(Rows from a figure dataset)
------------------------
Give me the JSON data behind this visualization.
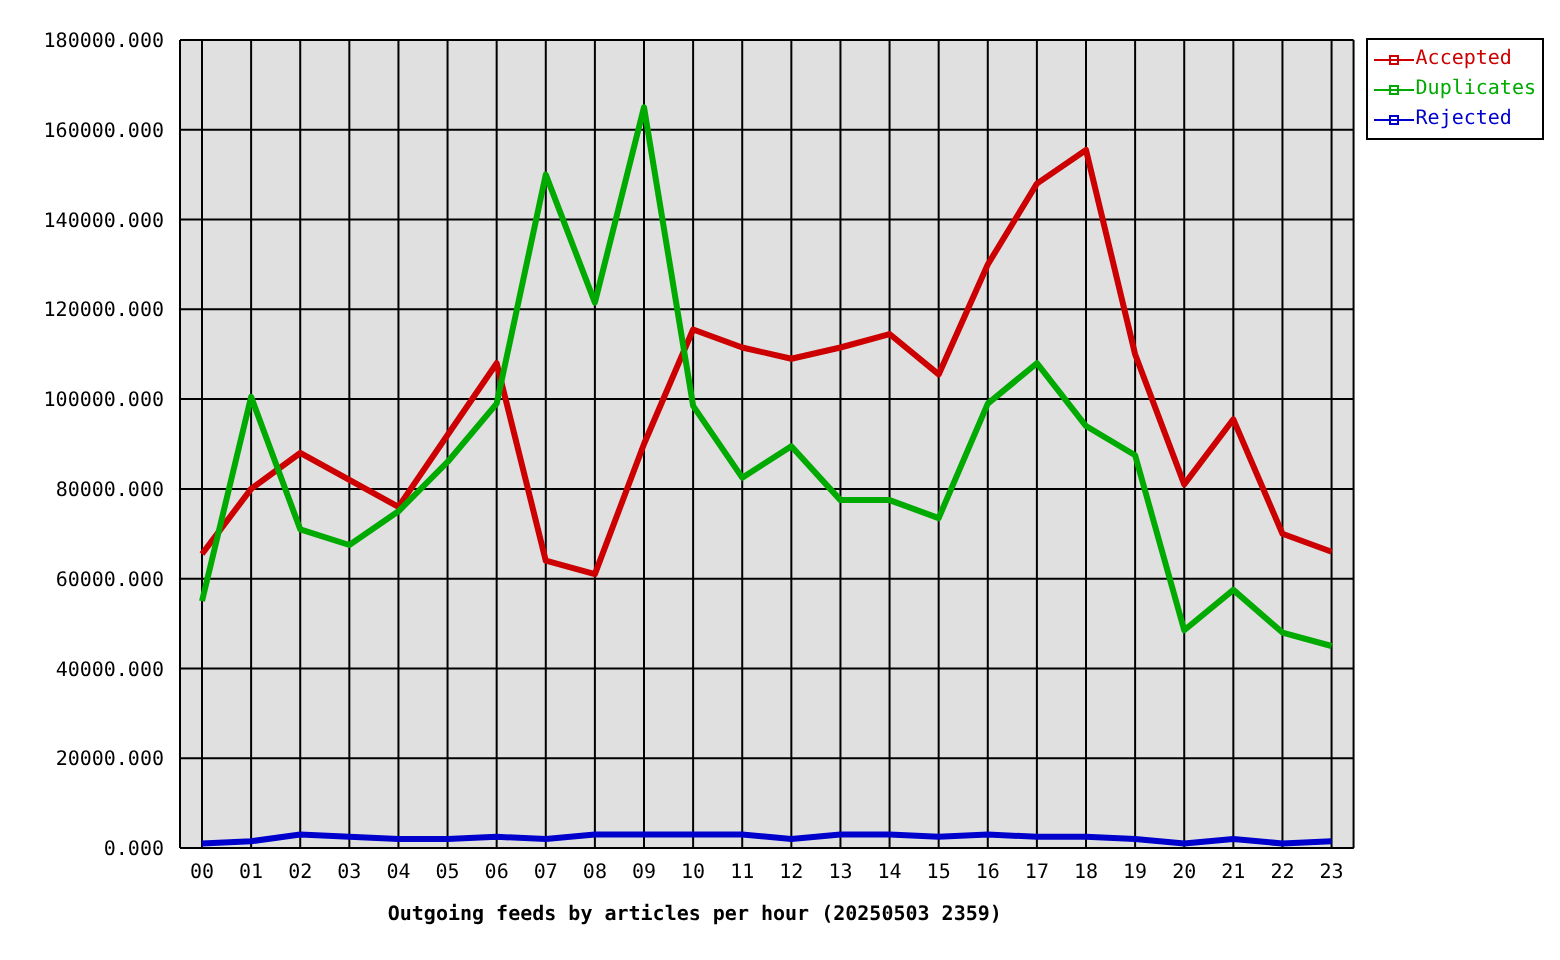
{
  "chart_data": {
    "type": "line",
    "xlabel": "Outgoing feeds by articles per hour (20250503 2359)",
    "categories": [
      "00",
      "01",
      "02",
      "03",
      "04",
      "05",
      "06",
      "07",
      "08",
      "09",
      "10",
      "11",
      "12",
      "13",
      "14",
      "15",
      "16",
      "17",
      "18",
      "19",
      "20",
      "21",
      "22",
      "23"
    ],
    "series": [
      {
        "name": "Accepted",
        "color": "#cc0000",
        "values": [
          65500,
          80000,
          88000,
          82000,
          76000,
          92000,
          108000,
          64000,
          61000,
          90000,
          115500,
          111500,
          109000,
          111500,
          114500,
          105500,
          130000,
          148000,
          155500,
          110000,
          81000,
          95500,
          70000,
          66000
        ]
      },
      {
        "name": "Duplicates",
        "color": "#00aa00",
        "values": [
          55000,
          100500,
          71000,
          67500,
          75000,
          86000,
          99000,
          150000,
          121500,
          165000,
          98500,
          82500,
          89500,
          77500,
          77500,
          73500,
          99000,
          108000,
          94000,
          87500,
          48500,
          57500,
          48000,
          45000
        ]
      },
      {
        "name": "Rejected",
        "color": "#0000cc",
        "values": [
          1000,
          1500,
          3000,
          2500,
          2000,
          2000,
          2500,
          2000,
          3000,
          3000,
          3000,
          3000,
          2000,
          3000,
          3000,
          2500,
          3000,
          2500,
          2500,
          2000,
          1000,
          2000,
          1000,
          1500
        ]
      }
    ],
    "ylim": [
      0,
      180000
    ],
    "yticks": [
      {
        "value": 0,
        "label": "0.000"
      },
      {
        "value": 20000,
        "label": "20000.000"
      },
      {
        "value": 40000,
        "label": "40000.000"
      },
      {
        "value": 60000,
        "label": "60000.000"
      },
      {
        "value": 80000,
        "label": "80000.000"
      },
      {
        "value": 100000,
        "label": "100000.000"
      },
      {
        "value": 120000,
        "label": "120000.000"
      },
      {
        "value": 140000,
        "label": "140000.000"
      },
      {
        "value": 160000,
        "label": "160000.000"
      },
      {
        "value": 180000,
        "label": "180000.000"
      }
    ],
    "grid": true,
    "legend": "top right",
    "marker": "none",
    "line_style": "solid"
  }
}
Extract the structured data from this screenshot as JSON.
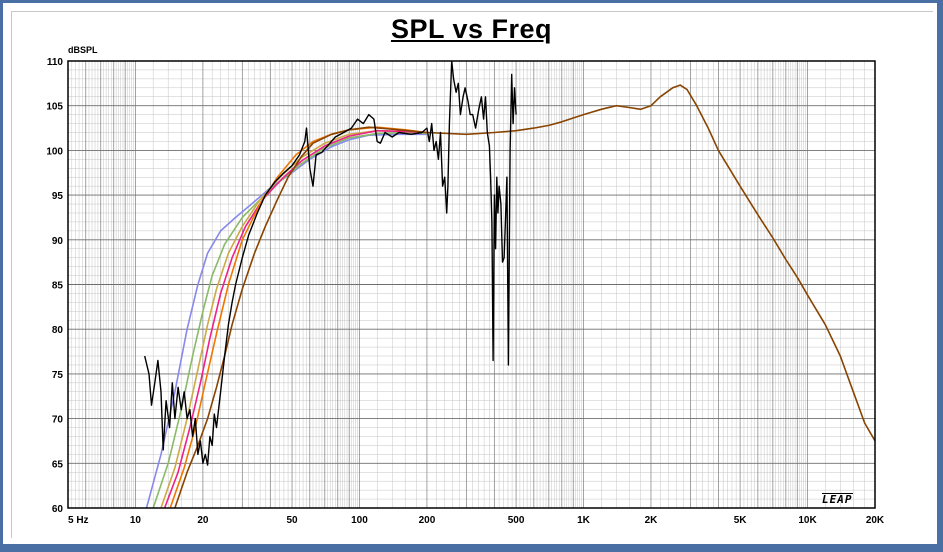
{
  "chart_data": {
    "type": "line",
    "title": "SPL vs Freq",
    "ylabel": "dBSPL",
    "xlabel": "",
    "x_scale": "log",
    "xlim": [
      5,
      20000
    ],
    "ylim": [
      60,
      110
    ],
    "grid": true,
    "y_ticks": [
      "110",
      "105",
      "100",
      "95",
      "90",
      "85",
      "80",
      "75",
      "70",
      "65",
      "60"
    ],
    "x_ticks": [
      {
        "value": 5,
        "label": "5  Hz"
      },
      {
        "value": 10,
        "label": "10"
      },
      {
        "value": 20,
        "label": "20"
      },
      {
        "value": 50,
        "label": "50"
      },
      {
        "value": 100,
        "label": "100"
      },
      {
        "value": 200,
        "label": "200"
      },
      {
        "value": 500,
        "label": "500"
      },
      {
        "value": 1000,
        "label": "1K"
      },
      {
        "value": 2000,
        "label": "2K"
      },
      {
        "value": 5000,
        "label": "5K"
      },
      {
        "value": 10000,
        "label": "10K"
      },
      {
        "value": 20000,
        "label": "20K"
      }
    ],
    "series": [
      {
        "color": "#8888ee",
        "points": [
          [
            11.2,
            60
          ],
          [
            13,
            66
          ],
          [
            15,
            73
          ],
          [
            17,
            80
          ],
          [
            19,
            85
          ],
          [
            21,
            88.5
          ],
          [
            24,
            91
          ],
          [
            28,
            92.5
          ],
          [
            33,
            94
          ],
          [
            40,
            95.8
          ],
          [
            50,
            97.5
          ],
          [
            60,
            99
          ],
          [
            75,
            100.4
          ],
          [
            90,
            101.2
          ],
          [
            110,
            101.7
          ],
          [
            150,
            101.8
          ],
          [
            200,
            101.8
          ]
        ]
      },
      {
        "color": "#88bb66",
        "points": [
          [
            12,
            60
          ],
          [
            14,
            65
          ],
          [
            16,
            71
          ],
          [
            18,
            77
          ],
          [
            20,
            82
          ],
          [
            22,
            86
          ],
          [
            25,
            89.5
          ],
          [
            30,
            92.5
          ],
          [
            36,
            94.5
          ],
          [
            45,
            96.7
          ],
          [
            55,
            98.5
          ],
          [
            70,
            100.3
          ],
          [
            90,
            101.4
          ],
          [
            120,
            101.9
          ],
          [
            160,
            102
          ],
          [
            200,
            101.9
          ]
        ]
      },
      {
        "color": "#ccaa44",
        "points": [
          [
            13,
            60
          ],
          [
            15,
            64.5
          ],
          [
            17,
            70
          ],
          [
            19,
            75.5
          ],
          [
            21,
            80.5
          ],
          [
            23,
            84.5
          ],
          [
            26,
            88.5
          ],
          [
            30,
            91.5
          ],
          [
            36,
            94.5
          ],
          [
            45,
            97.2
          ],
          [
            55,
            99.2
          ],
          [
            70,
            100.8
          ],
          [
            90,
            101.8
          ],
          [
            120,
            102.2
          ],
          [
            160,
            102.1
          ],
          [
            200,
            102
          ]
        ]
      },
      {
        "color": "#ee2288",
        "points": [
          [
            13.5,
            60
          ],
          [
            15.5,
            64
          ],
          [
            17.5,
            69
          ],
          [
            19.5,
            74
          ],
          [
            21.5,
            79
          ],
          [
            24,
            84
          ],
          [
            27,
            88
          ],
          [
            31,
            91.5
          ],
          [
            37,
            94.5
          ],
          [
            45,
            96.8
          ],
          [
            55,
            98.8
          ],
          [
            70,
            100.5
          ],
          [
            90,
            101.6
          ],
          [
            120,
            102.2
          ],
          [
            160,
            102.1
          ],
          [
            200,
            102
          ]
        ]
      },
      {
        "color": "#ee7700",
        "points": [
          [
            14.3,
            60
          ],
          [
            16.5,
            64.5
          ],
          [
            18.5,
            69
          ],
          [
            20.5,
            74
          ],
          [
            23,
            79.5
          ],
          [
            26,
            85
          ],
          [
            30,
            90
          ],
          [
            36,
            94
          ],
          [
            43,
            97
          ],
          [
            52,
            99.5
          ],
          [
            62,
            101
          ],
          [
            75,
            101.8
          ],
          [
            90,
            102.3
          ],
          [
            120,
            102.6
          ],
          [
            160,
            102.3
          ],
          [
            200,
            102
          ]
        ]
      },
      {
        "color": "#884400",
        "points": [
          [
            15,
            60
          ],
          [
            17,
            64
          ],
          [
            19,
            67
          ],
          [
            21,
            70
          ],
          [
            23,
            73.5
          ],
          [
            25,
            77
          ],
          [
            27,
            80.5
          ],
          [
            30,
            84.5
          ],
          [
            34,
            88.5
          ],
          [
            38,
            91.5
          ],
          [
            43,
            94.5
          ],
          [
            48,
            97
          ],
          [
            55,
            99.3
          ],
          [
            62,
            100.8
          ],
          [
            75,
            101.8
          ],
          [
            90,
            102.3
          ],
          [
            110,
            102.6
          ],
          [
            150,
            102.3
          ],
          [
            200,
            102
          ],
          [
            300,
            101.8
          ],
          [
            400,
            102
          ],
          [
            500,
            102.2
          ],
          [
            600,
            102.5
          ],
          [
            700,
            102.8
          ],
          [
            800,
            103.2
          ],
          [
            1000,
            104
          ],
          [
            1200,
            104.6
          ],
          [
            1400,
            105
          ],
          [
            1600,
            104.8
          ],
          [
            1800,
            104.6
          ],
          [
            2000,
            105
          ],
          [
            2200,
            106
          ],
          [
            2500,
            107
          ],
          [
            2700,
            107.3
          ],
          [
            2900,
            106.8
          ],
          [
            3200,
            105
          ],
          [
            3600,
            102.5
          ],
          [
            4000,
            100
          ],
          [
            5000,
            96
          ],
          [
            6000,
            92.8
          ],
          [
            7000,
            90.2
          ],
          [
            8000,
            87.8
          ],
          [
            9000,
            85.8
          ],
          [
            10000,
            83.8
          ],
          [
            12000,
            80.5
          ],
          [
            14000,
            77
          ],
          [
            16000,
            73
          ],
          [
            18000,
            69.5
          ],
          [
            20000,
            67.5
          ],
          [
            22000,
            66.5
          ]
        ]
      },
      {
        "color": "#000000",
        "points": [
          [
            11,
            77
          ],
          [
            11.5,
            75
          ],
          [
            11.8,
            71.5
          ],
          [
            12.2,
            74
          ],
          [
            12.6,
            76.5
          ],
          [
            13,
            73
          ],
          [
            13.3,
            66.5
          ],
          [
            13.7,
            72
          ],
          [
            14.2,
            69
          ],
          [
            14.6,
            74
          ],
          [
            15,
            70
          ],
          [
            15.5,
            73.5
          ],
          [
            16,
            71
          ],
          [
            16.5,
            73
          ],
          [
            17,
            70
          ],
          [
            17.5,
            71
          ],
          [
            18,
            68
          ],
          [
            18.5,
            70
          ],
          [
            19,
            66
          ],
          [
            19.5,
            67.5
          ],
          [
            20,
            65
          ],
          [
            20.5,
            66
          ],
          [
            21,
            64.8
          ],
          [
            21.5,
            68
          ],
          [
            22,
            67
          ],
          [
            22.5,
            70.5
          ],
          [
            23,
            69
          ],
          [
            24,
            73
          ],
          [
            25,
            77
          ],
          [
            26,
            80.5
          ],
          [
            27,
            83
          ],
          [
            28,
            85
          ],
          [
            30,
            88
          ],
          [
            32,
            90.5
          ],
          [
            35,
            93
          ],
          [
            38,
            95
          ],
          [
            42,
            96.5
          ],
          [
            46,
            97.5
          ],
          [
            50,
            98.3
          ],
          [
            54,
            99.5
          ],
          [
            57,
            101
          ],
          [
            58,
            102.5
          ],
          [
            60,
            98
          ],
          [
            62,
            96
          ],
          [
            64,
            99.5
          ],
          [
            68,
            99.8
          ],
          [
            72,
            100.5
          ],
          [
            78,
            101.5
          ],
          [
            85,
            102
          ],
          [
            92,
            102.5
          ],
          [
            98,
            103.5
          ],
          [
            104,
            103
          ],
          [
            110,
            104
          ],
          [
            116,
            103.5
          ],
          [
            120,
            101
          ],
          [
            124,
            100.8
          ],
          [
            130,
            102
          ],
          [
            140,
            101.5
          ],
          [
            150,
            102
          ],
          [
            170,
            101.8
          ],
          [
            190,
            102
          ],
          [
            200,
            102.5
          ],
          [
            205,
            101
          ],
          [
            210,
            103
          ],
          [
            215,
            100
          ],
          [
            220,
            101
          ],
          [
            225,
            99
          ],
          [
            230,
            102
          ],
          [
            235,
            96
          ],
          [
            240,
            97
          ],
          [
            245,
            93
          ],
          [
            248,
            96
          ],
          [
            252,
            103
          ],
          [
            258,
            110
          ],
          [
            263,
            108
          ],
          [
            270,
            106.5
          ],
          [
            276,
            107.5
          ],
          [
            282,
            104
          ],
          [
            290,
            106
          ],
          [
            296,
            107
          ],
          [
            305,
            105.5
          ],
          [
            312,
            104
          ],
          [
            320,
            104
          ],
          [
            330,
            102.5
          ],
          [
            340,
            104.5
          ],
          [
            350,
            106
          ],
          [
            358,
            103.5
          ],
          [
            365,
            106
          ],
          [
            372,
            102
          ],
          [
            380,
            100.5
          ],
          [
            385,
            97
          ],
          [
            390,
            92
          ],
          [
            395,
            76.5
          ],
          [
            400,
            95
          ],
          [
            405,
            89
          ],
          [
            410,
            97
          ],
          [
            415,
            93
          ],
          [
            420,
            96
          ],
          [
            428,
            94
          ],
          [
            435,
            87.5
          ],
          [
            442,
            88
          ],
          [
            448,
            92
          ],
          [
            455,
            97
          ],
          [
            462,
            76
          ],
          [
            470,
            100
          ],
          [
            478,
            108.5
          ],
          [
            485,
            103
          ],
          [
            492,
            107
          ],
          [
            500,
            104
          ]
        ]
      }
    ]
  }
}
------------------------
From the records above, copy every line that holds the word "JSON".

Give me the JSON data behind this visualization.
Extract the structured data from this screenshot as JSON.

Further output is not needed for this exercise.